(Dataset listings of figures)
■ ■ ■ ■ ■ ■ ■
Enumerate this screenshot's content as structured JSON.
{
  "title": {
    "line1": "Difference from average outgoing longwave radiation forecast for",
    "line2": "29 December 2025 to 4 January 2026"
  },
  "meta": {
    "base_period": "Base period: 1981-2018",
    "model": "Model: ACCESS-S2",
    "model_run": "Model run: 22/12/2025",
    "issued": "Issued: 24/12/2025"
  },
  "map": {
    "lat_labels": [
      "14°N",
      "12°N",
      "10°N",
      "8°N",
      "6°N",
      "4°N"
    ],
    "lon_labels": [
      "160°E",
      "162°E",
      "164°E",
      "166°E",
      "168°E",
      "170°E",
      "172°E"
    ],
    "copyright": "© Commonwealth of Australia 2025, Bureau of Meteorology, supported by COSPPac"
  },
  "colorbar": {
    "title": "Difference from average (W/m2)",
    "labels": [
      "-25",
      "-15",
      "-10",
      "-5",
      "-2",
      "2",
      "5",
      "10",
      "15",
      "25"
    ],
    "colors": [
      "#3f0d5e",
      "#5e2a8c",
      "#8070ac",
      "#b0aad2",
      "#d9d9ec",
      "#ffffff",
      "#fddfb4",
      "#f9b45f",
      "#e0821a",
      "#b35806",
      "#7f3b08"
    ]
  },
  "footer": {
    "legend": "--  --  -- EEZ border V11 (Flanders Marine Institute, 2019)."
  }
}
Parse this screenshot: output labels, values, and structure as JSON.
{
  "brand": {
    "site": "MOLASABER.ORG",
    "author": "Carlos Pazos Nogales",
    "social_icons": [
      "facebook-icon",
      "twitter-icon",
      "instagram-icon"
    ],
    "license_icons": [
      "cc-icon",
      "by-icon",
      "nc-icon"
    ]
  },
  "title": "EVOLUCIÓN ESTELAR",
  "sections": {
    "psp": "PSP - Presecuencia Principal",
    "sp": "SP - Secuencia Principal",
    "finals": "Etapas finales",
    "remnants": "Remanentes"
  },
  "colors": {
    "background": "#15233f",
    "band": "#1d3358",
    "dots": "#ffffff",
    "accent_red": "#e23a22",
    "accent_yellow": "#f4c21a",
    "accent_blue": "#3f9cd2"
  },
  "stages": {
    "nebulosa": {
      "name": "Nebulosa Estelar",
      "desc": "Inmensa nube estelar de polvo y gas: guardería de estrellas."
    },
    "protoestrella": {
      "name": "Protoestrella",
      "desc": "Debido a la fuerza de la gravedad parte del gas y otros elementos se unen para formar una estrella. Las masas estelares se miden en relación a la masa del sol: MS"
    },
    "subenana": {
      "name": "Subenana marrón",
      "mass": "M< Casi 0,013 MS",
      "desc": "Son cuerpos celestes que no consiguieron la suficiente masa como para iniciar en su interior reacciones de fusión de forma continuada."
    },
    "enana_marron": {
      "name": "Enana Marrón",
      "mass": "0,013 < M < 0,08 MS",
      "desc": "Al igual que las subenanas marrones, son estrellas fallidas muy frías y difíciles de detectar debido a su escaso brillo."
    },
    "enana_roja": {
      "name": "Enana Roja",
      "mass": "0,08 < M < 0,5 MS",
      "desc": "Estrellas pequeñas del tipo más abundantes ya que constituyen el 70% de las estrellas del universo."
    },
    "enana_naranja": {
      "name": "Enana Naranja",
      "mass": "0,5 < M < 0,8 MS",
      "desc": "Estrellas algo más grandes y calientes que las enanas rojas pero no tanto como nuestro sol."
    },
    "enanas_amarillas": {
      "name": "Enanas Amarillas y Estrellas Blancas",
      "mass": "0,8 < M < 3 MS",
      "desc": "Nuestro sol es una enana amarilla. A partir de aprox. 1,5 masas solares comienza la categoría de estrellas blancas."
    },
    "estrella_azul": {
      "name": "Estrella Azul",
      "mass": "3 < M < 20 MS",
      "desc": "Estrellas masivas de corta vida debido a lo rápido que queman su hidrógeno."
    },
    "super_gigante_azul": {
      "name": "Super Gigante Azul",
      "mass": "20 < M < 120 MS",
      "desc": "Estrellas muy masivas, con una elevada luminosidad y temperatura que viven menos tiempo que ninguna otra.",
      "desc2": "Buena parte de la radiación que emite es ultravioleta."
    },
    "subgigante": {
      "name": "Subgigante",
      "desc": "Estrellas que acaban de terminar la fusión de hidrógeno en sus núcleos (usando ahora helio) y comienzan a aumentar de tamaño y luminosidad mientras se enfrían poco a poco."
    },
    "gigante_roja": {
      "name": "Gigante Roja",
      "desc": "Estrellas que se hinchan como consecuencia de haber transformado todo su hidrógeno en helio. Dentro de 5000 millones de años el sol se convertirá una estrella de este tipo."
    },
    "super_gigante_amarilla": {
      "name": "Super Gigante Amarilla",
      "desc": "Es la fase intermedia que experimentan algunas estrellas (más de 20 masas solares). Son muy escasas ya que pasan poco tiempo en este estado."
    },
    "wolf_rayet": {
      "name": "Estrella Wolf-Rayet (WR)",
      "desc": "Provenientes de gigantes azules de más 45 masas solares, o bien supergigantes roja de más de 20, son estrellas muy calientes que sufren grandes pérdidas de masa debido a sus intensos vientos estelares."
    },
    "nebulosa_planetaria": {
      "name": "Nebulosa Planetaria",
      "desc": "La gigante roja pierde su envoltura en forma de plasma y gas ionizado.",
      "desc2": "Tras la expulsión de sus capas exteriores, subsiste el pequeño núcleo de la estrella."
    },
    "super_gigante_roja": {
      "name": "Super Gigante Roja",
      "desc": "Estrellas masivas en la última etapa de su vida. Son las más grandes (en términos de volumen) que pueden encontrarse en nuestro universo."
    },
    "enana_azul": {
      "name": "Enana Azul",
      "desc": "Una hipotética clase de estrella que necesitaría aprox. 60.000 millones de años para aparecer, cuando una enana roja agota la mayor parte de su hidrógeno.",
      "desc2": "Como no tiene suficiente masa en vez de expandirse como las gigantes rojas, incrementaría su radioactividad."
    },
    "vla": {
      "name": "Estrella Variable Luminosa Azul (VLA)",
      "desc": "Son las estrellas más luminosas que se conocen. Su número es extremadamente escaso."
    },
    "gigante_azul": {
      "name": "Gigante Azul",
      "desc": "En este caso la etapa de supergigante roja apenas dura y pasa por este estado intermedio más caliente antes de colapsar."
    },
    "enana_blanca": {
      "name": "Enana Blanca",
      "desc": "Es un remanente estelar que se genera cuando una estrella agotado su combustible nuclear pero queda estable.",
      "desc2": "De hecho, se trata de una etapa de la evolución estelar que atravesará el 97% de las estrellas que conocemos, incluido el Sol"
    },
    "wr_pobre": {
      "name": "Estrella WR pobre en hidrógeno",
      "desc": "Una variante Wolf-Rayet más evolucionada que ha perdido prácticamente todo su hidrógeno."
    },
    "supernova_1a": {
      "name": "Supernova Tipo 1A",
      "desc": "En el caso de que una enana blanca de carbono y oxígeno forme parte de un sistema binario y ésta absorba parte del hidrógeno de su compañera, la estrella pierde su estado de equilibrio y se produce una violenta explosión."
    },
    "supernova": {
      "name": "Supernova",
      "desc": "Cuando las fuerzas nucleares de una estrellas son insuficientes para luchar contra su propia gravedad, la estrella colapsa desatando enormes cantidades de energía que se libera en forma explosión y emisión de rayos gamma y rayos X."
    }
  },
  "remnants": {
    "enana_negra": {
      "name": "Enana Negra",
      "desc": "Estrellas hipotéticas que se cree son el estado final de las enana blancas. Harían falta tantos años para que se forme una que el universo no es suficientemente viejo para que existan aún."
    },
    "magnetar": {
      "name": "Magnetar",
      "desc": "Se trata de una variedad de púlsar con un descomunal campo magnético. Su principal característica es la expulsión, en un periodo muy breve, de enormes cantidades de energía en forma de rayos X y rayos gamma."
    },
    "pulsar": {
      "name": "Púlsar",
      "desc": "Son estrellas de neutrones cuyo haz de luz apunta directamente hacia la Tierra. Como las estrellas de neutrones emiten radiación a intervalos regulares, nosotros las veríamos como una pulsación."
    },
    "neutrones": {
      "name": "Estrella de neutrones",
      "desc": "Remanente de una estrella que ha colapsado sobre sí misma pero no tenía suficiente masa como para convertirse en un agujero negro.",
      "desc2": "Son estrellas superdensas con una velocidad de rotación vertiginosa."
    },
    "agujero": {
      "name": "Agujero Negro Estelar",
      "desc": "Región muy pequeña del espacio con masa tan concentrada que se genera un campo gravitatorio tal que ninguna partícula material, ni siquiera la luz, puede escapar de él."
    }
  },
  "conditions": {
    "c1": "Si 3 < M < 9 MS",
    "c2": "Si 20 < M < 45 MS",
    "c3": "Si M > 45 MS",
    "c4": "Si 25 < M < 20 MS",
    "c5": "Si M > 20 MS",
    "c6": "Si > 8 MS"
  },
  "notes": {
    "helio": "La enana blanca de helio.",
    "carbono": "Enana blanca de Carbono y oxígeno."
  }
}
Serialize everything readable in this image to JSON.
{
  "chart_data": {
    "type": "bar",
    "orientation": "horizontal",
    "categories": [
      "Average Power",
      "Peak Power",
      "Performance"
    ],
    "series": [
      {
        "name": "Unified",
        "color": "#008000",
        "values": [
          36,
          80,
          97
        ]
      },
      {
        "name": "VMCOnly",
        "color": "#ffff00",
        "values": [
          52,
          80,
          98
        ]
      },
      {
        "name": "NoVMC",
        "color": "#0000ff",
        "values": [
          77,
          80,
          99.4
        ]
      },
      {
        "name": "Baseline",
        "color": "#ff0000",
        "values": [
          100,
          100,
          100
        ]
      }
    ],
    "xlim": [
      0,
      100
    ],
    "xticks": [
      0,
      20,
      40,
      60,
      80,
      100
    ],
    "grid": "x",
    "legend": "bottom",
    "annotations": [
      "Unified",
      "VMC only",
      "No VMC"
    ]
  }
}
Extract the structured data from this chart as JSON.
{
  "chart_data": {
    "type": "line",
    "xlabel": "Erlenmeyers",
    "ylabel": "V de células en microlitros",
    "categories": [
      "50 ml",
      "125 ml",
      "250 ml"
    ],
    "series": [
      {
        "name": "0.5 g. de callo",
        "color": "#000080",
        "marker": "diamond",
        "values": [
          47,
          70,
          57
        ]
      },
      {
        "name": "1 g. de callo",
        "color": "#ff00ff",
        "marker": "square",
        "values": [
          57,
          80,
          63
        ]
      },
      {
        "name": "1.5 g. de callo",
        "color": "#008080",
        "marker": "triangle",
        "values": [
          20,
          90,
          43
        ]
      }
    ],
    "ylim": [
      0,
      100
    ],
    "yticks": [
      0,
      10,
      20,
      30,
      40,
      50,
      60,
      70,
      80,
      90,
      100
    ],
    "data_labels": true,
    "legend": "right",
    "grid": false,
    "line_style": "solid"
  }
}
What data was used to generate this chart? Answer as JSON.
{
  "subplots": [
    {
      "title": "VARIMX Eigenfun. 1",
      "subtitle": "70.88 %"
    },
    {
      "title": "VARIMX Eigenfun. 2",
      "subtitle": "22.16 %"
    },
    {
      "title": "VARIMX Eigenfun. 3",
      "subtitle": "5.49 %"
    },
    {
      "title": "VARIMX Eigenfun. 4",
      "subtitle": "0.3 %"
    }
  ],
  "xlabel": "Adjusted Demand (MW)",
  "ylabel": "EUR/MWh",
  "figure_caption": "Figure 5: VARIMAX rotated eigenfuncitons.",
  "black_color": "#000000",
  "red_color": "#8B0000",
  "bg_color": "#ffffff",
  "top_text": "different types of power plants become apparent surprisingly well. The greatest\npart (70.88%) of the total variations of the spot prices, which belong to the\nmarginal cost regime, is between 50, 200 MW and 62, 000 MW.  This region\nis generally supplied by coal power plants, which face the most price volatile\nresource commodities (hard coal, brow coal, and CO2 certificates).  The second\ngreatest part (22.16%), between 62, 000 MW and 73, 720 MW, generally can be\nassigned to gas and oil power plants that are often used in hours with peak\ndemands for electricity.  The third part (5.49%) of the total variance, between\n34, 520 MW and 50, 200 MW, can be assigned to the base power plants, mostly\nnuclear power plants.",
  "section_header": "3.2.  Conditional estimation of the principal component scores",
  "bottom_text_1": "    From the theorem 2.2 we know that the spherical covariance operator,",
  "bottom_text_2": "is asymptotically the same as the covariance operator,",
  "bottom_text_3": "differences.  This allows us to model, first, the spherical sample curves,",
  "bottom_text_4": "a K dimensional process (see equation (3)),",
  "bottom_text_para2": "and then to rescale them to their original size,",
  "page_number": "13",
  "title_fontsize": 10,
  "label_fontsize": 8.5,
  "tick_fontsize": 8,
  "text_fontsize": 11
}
■ ■ ■ ■ ■ ■ ■
Problem description –
Which lines hold the string "cantidades"? Copy all of them from the data above.

The completed task –
      "desc": "Cuando las fuerzas nucleares de una estrellas son insuficientes para luchar contra su propia gravedad, la estrella colapsa desatando enormes cantidades de energía que se libera en forma explosión y emisión de rayos gamma y rayos X."
      "desc": "Se trata de una variedad de púlsar con un descomunal campo magnético. Su principal característica es la expulsión, en un periodo muy breve, de enormes cantidades de energía en forma de rayos X y rayos gamma."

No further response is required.